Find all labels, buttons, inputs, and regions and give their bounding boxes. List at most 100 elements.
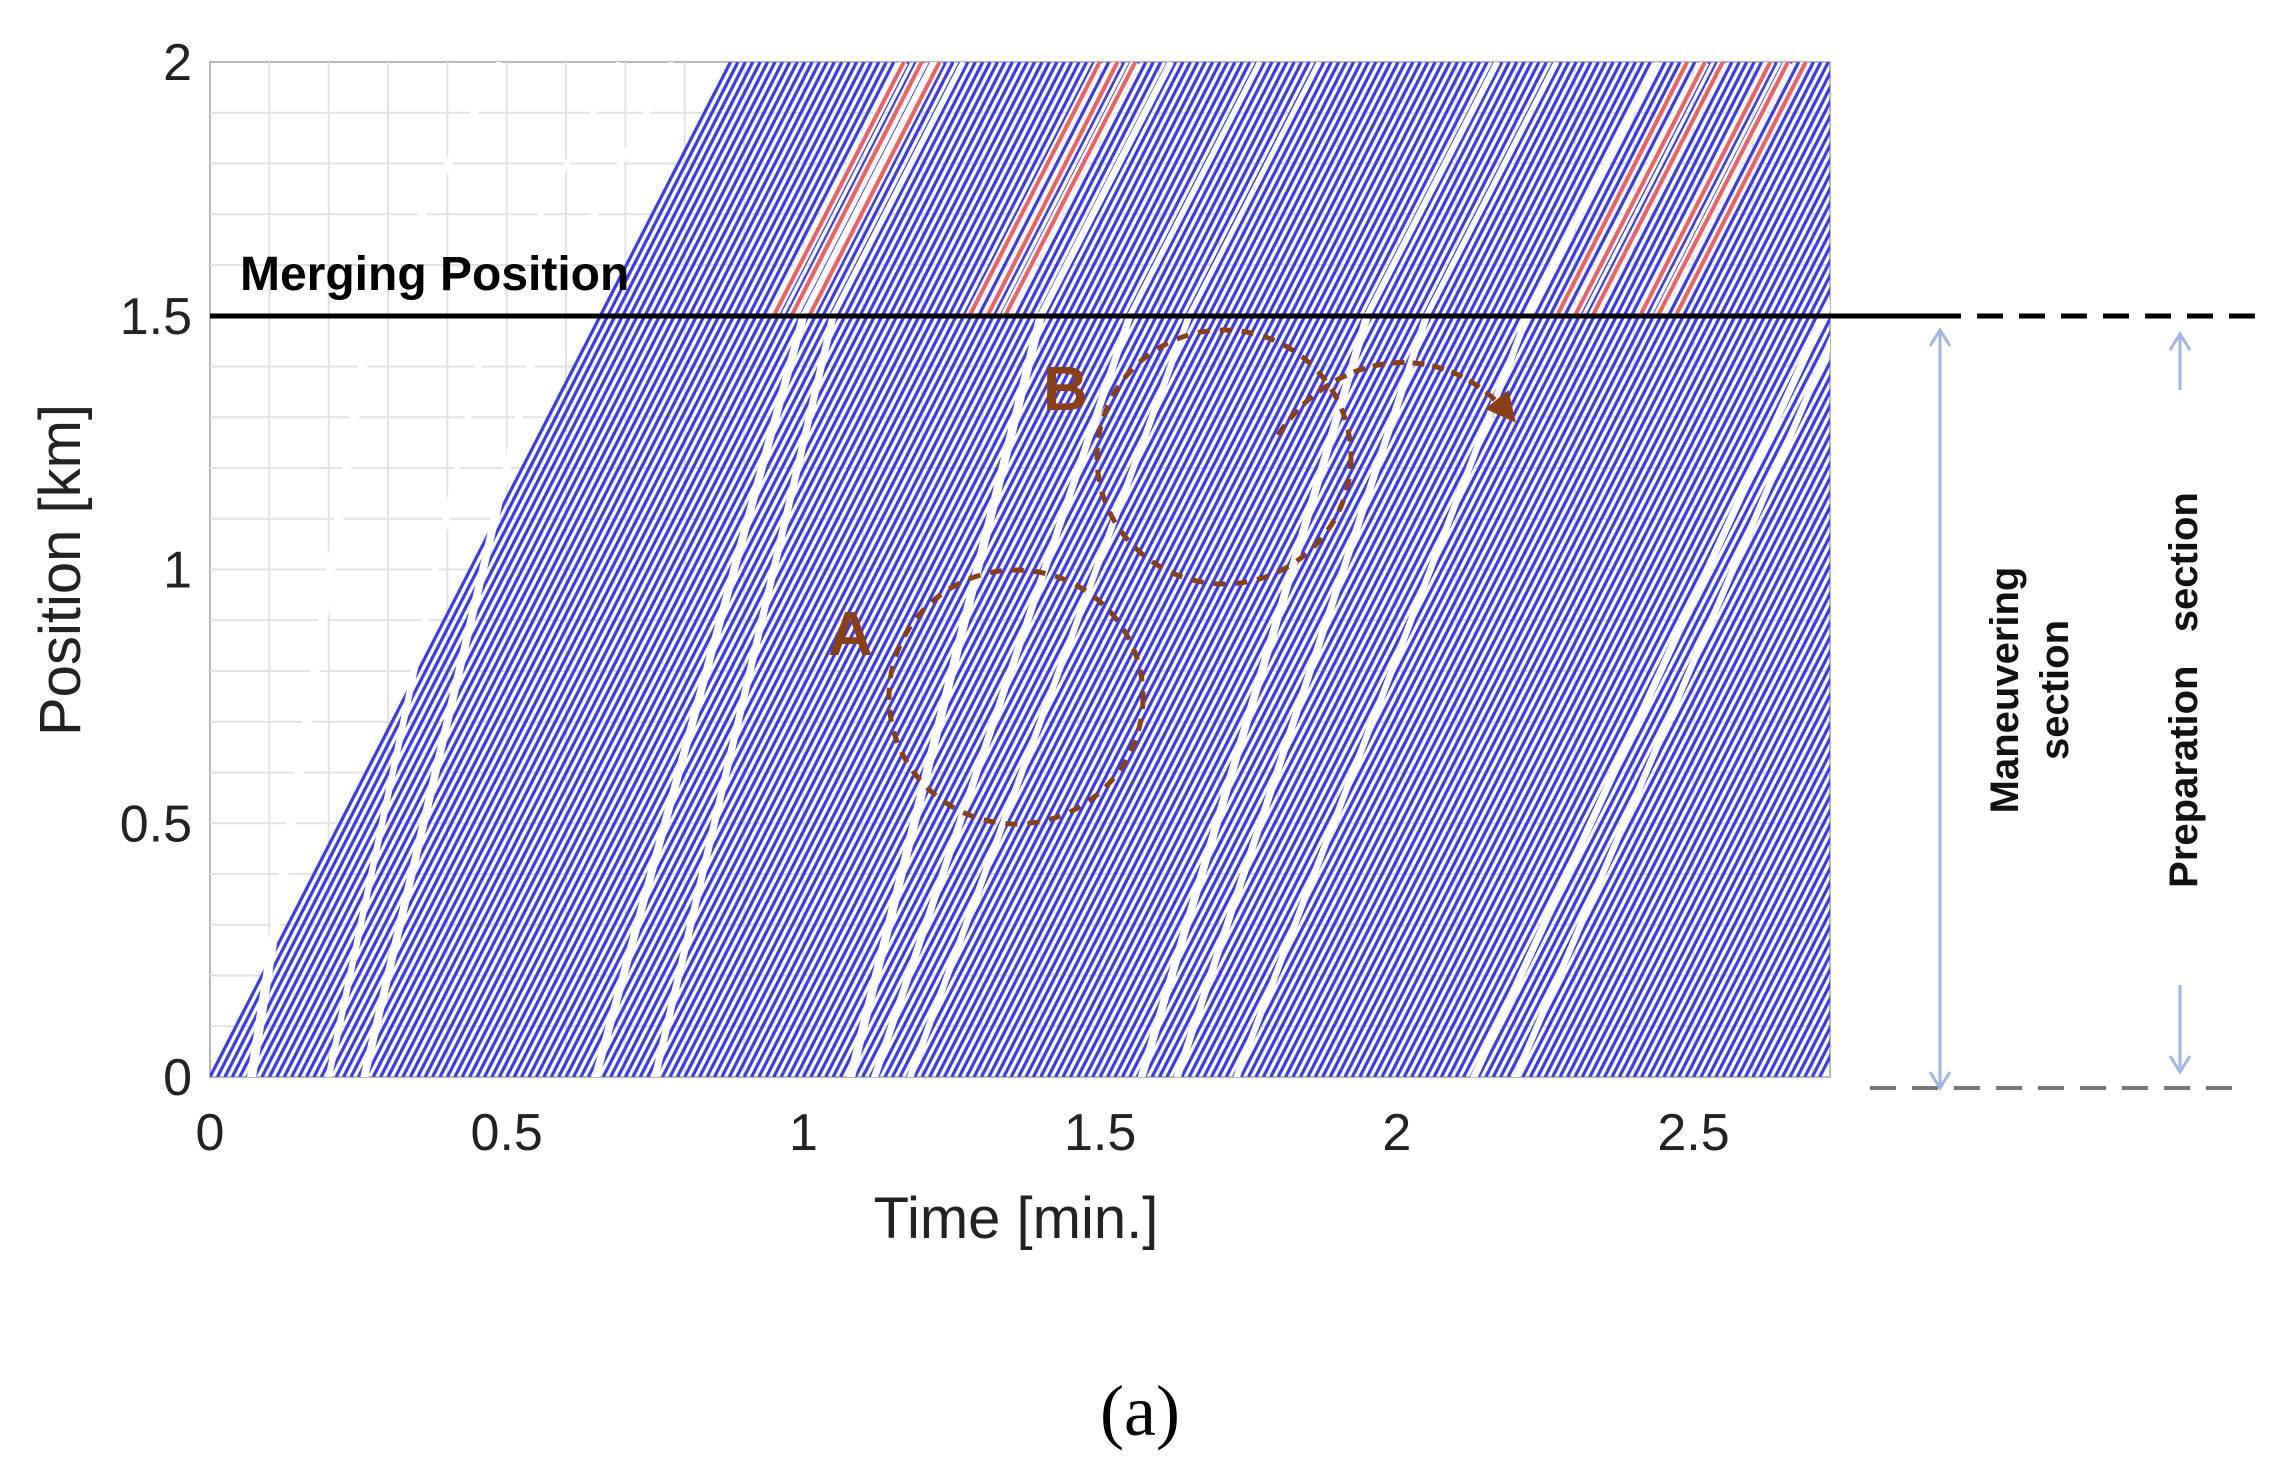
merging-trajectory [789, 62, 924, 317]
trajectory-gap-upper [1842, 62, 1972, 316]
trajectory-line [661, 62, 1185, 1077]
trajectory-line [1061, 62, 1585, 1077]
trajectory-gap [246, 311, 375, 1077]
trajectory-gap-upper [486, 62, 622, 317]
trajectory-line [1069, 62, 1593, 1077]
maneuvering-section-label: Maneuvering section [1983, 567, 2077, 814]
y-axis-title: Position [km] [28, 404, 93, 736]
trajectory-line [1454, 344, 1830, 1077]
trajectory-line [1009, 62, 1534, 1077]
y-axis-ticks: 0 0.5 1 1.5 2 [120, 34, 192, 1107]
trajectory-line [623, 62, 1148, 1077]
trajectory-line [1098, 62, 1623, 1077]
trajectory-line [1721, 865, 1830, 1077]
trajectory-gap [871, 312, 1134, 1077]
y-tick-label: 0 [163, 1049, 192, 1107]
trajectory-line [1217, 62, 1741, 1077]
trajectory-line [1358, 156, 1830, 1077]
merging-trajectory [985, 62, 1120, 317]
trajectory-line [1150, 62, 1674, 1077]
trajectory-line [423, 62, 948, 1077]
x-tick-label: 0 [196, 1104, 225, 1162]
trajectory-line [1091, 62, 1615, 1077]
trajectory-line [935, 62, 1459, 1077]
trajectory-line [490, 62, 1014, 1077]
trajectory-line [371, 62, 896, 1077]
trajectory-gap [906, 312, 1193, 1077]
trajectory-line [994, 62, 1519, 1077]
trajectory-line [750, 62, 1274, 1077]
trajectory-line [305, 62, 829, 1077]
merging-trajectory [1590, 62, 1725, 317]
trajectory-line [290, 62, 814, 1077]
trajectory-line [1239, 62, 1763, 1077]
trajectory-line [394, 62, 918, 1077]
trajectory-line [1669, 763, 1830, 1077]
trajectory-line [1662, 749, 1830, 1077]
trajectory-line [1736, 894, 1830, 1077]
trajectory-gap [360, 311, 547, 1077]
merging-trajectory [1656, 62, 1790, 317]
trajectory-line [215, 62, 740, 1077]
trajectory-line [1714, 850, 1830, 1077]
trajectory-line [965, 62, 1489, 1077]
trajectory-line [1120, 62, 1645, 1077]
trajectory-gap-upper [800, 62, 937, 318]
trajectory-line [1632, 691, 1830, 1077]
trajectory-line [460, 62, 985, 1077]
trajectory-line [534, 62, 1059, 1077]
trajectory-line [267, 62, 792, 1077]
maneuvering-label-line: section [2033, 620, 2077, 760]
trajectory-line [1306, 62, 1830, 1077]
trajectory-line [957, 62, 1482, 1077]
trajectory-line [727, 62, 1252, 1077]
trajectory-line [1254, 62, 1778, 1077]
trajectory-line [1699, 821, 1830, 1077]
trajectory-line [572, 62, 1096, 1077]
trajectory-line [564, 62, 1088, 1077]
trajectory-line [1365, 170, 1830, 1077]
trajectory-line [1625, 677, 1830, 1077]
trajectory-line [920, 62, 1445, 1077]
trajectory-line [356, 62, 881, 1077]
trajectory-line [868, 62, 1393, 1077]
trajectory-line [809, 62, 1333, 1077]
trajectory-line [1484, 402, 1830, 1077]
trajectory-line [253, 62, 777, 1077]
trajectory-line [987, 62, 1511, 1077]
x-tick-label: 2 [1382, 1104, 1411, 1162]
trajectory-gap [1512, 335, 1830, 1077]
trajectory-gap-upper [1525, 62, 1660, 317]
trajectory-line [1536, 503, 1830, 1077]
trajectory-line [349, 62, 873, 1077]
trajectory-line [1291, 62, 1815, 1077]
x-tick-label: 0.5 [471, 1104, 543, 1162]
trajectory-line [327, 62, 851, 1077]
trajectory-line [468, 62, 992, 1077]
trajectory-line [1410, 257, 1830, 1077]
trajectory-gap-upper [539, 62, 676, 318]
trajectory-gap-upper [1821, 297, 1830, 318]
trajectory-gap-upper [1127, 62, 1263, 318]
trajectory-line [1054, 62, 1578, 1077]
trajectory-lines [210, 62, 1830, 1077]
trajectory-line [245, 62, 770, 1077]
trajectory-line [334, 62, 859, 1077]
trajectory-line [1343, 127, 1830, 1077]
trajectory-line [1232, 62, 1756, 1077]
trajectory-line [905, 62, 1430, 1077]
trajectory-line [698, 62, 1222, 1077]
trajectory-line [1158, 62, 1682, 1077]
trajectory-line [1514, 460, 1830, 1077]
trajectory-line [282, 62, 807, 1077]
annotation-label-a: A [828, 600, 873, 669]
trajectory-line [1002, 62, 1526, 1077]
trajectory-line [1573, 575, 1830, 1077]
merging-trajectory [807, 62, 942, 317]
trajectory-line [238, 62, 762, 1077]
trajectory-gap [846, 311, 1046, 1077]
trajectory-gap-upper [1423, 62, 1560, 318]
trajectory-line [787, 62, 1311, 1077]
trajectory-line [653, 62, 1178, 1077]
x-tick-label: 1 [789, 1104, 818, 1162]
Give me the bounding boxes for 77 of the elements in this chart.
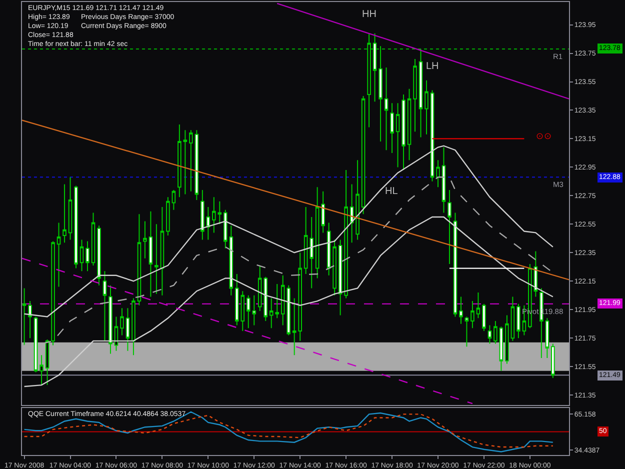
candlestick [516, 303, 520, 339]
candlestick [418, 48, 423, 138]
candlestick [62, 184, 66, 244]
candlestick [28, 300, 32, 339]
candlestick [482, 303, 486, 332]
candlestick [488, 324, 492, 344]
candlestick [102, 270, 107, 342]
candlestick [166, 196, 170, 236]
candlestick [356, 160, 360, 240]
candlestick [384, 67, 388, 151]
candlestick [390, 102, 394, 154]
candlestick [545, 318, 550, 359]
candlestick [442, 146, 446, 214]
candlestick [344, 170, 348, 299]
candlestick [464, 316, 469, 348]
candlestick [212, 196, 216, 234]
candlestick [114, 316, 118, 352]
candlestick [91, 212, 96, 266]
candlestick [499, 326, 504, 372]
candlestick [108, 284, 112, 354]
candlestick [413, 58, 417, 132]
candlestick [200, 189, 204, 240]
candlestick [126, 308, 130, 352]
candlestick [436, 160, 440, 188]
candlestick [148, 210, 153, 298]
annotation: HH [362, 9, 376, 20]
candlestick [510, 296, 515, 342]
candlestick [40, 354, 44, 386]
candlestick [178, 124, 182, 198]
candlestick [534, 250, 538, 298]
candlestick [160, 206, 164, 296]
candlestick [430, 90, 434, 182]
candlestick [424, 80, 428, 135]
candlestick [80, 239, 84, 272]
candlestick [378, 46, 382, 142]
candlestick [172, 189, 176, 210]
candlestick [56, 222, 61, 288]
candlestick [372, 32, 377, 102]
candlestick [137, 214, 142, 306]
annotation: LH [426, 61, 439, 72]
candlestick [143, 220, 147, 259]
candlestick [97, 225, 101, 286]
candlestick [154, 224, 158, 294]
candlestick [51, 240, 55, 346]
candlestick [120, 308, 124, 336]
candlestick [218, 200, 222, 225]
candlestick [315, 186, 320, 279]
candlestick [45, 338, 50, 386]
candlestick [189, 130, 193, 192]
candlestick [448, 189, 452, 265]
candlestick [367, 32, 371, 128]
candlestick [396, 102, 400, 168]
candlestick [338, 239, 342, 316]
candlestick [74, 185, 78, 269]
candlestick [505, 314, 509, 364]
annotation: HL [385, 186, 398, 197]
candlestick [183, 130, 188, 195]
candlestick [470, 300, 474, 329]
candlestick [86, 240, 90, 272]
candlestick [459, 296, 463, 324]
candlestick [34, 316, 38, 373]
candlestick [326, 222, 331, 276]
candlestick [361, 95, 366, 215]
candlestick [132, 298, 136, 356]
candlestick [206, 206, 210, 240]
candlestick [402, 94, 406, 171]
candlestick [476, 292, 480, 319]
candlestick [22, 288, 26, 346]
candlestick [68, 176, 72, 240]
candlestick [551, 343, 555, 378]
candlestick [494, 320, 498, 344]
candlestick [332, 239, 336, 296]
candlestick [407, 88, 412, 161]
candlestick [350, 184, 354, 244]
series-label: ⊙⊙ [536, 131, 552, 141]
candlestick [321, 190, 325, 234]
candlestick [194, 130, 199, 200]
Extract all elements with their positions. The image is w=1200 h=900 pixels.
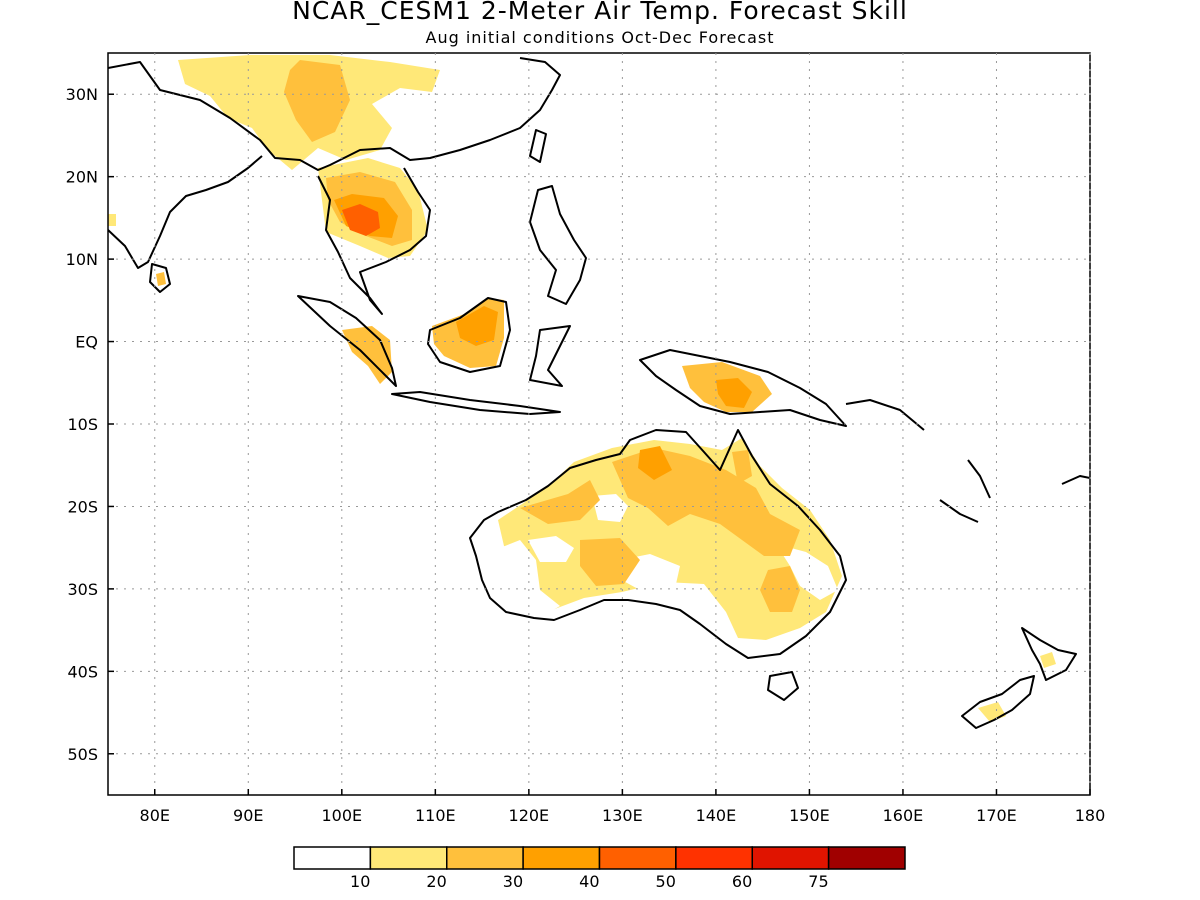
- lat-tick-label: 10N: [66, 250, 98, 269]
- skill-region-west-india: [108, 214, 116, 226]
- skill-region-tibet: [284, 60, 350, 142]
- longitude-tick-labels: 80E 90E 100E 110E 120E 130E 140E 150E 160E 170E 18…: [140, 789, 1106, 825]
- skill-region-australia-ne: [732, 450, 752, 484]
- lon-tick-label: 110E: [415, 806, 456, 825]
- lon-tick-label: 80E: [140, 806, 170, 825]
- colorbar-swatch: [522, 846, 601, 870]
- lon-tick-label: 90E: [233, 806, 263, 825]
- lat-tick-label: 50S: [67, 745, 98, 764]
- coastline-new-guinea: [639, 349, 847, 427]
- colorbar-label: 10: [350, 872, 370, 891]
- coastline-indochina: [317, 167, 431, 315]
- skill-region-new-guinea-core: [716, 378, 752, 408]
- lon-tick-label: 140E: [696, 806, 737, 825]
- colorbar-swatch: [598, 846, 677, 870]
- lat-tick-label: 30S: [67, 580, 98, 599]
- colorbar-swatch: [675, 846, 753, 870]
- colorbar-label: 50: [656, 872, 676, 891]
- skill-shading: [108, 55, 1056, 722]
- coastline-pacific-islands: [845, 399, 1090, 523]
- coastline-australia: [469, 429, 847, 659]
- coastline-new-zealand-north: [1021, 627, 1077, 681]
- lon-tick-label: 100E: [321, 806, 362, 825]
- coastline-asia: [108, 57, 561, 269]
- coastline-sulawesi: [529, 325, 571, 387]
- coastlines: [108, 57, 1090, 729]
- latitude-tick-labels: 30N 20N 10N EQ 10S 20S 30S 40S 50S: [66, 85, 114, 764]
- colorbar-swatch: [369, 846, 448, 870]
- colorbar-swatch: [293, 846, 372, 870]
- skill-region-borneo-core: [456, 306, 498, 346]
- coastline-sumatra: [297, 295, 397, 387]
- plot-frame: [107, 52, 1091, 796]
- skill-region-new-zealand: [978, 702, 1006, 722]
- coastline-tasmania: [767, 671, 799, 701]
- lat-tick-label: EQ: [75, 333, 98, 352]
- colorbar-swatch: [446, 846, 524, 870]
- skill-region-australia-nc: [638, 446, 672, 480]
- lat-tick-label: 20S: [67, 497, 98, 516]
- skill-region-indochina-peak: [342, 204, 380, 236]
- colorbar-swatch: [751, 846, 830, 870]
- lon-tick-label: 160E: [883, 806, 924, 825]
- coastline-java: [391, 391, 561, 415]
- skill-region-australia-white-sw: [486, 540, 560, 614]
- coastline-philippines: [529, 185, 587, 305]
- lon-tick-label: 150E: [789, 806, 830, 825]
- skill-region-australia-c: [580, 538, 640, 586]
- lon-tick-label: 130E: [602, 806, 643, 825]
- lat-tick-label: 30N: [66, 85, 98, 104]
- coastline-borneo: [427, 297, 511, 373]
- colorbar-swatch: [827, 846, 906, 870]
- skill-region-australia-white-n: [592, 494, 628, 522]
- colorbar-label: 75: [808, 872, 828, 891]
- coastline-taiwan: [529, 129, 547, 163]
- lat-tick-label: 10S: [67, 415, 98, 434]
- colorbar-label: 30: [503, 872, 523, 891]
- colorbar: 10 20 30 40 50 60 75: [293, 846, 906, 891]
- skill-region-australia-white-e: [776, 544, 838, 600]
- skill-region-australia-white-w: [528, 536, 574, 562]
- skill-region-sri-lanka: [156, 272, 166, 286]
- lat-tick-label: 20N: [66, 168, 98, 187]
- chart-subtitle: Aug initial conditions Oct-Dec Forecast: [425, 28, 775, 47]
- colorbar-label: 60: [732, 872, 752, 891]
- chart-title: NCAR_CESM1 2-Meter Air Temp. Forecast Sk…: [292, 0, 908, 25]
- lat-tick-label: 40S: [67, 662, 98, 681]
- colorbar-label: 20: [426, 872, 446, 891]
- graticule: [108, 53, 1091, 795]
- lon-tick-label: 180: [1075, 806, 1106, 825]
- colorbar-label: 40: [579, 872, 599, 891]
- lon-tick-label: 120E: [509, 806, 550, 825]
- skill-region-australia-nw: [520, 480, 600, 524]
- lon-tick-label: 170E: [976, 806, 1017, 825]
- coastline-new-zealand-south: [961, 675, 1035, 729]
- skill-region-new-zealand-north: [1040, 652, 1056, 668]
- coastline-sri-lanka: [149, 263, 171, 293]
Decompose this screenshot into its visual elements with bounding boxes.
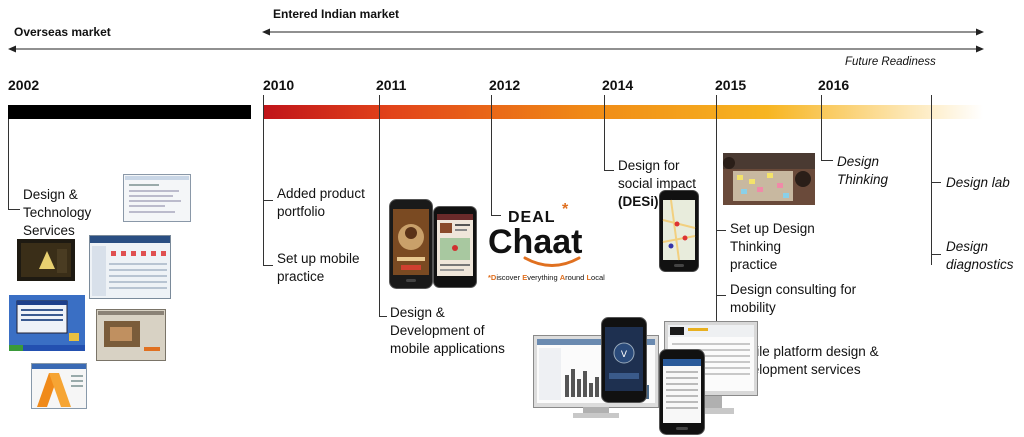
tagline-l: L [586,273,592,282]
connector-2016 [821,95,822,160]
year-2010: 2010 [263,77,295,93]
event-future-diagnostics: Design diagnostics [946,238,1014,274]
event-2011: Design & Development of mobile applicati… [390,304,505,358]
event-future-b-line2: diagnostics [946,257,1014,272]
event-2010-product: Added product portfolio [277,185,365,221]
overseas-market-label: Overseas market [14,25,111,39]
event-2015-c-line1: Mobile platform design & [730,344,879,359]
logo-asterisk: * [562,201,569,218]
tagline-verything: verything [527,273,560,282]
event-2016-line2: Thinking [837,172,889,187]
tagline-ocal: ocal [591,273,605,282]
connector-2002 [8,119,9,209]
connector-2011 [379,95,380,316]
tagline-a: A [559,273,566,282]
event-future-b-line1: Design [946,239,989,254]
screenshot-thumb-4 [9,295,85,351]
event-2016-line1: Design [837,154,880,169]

★ ★ ★

■ **JOB**
Reproduce the lines of the data from the line containing "merging-trajectory [789, 62, 924, 317]" through the line containing "trajectory-line [215, 62, 740, 1077]", including both of those lines.

■ **RESPONSE TO THE EXERCISE**
merging-trajectory [789, 62, 924, 317]
trajectory-gap-upper [1842, 62, 1972, 316]
trajectory-line [661, 62, 1185, 1077]
trajectory-line [1061, 62, 1585, 1077]
trajectory-gap [246, 311, 375, 1077]
trajectory-gap-upper [486, 62, 622, 317]
trajectory-line [1069, 62, 1593, 1077]
maneuvering-section-label: Maneuvering section [1983, 567, 2077, 814]
y-axis-title: Position [km] [28, 404, 93, 736]
trajectory-line [1454, 344, 1830, 1077]
trajectory-line [1009, 62, 1534, 1077]
y-axis-ticks: 0 0.5 1 1.5 2 [120, 34, 192, 1107]
trajectory-line [623, 62, 1148, 1077]
trajectory-line [1098, 62, 1623, 1077]
trajectory-line [1721, 865, 1830, 1077]
trajectory-gap [871, 312, 1134, 1077]
y-tick-label: 0 [163, 1049, 192, 1107]
trajectory-line [1217, 62, 1741, 1077]
trajectory-line [1358, 156, 1830, 1077]
merging-trajectory [985, 62, 1120, 317]
trajectory-line [1150, 62, 1674, 1077]
trajectory-line [423, 62, 948, 1077]
x-tick-label: 0 [196, 1104, 225, 1162]
trajectory-line [1091, 62, 1615, 1077]
trajectory-line [935, 62, 1459, 1077]
trajectory-line [490, 62, 1014, 1077]
trajectory-line [371, 62, 896, 1077]
trajectory-gap [906, 312, 1193, 1077]
trajectory-line [994, 62, 1519, 1077]
trajectory-line [750, 62, 1274, 1077]
trajectory-line [305, 62, 829, 1077]
merging-trajectory [1590, 62, 1725, 317]
trajectory-line [290, 62, 814, 1077]
trajectory-line [1239, 62, 1763, 1077]
trajectory-line [394, 62, 918, 1077]
trajectory-line [1669, 763, 1830, 1077]
trajectory-line [1662, 749, 1830, 1077]
trajectory-line [1736, 894, 1830, 1077]
trajectory-gap [360, 311, 547, 1077]
merging-trajectory [1656, 62, 1790, 317]
trajectory-line [215, 62, 740, 1077]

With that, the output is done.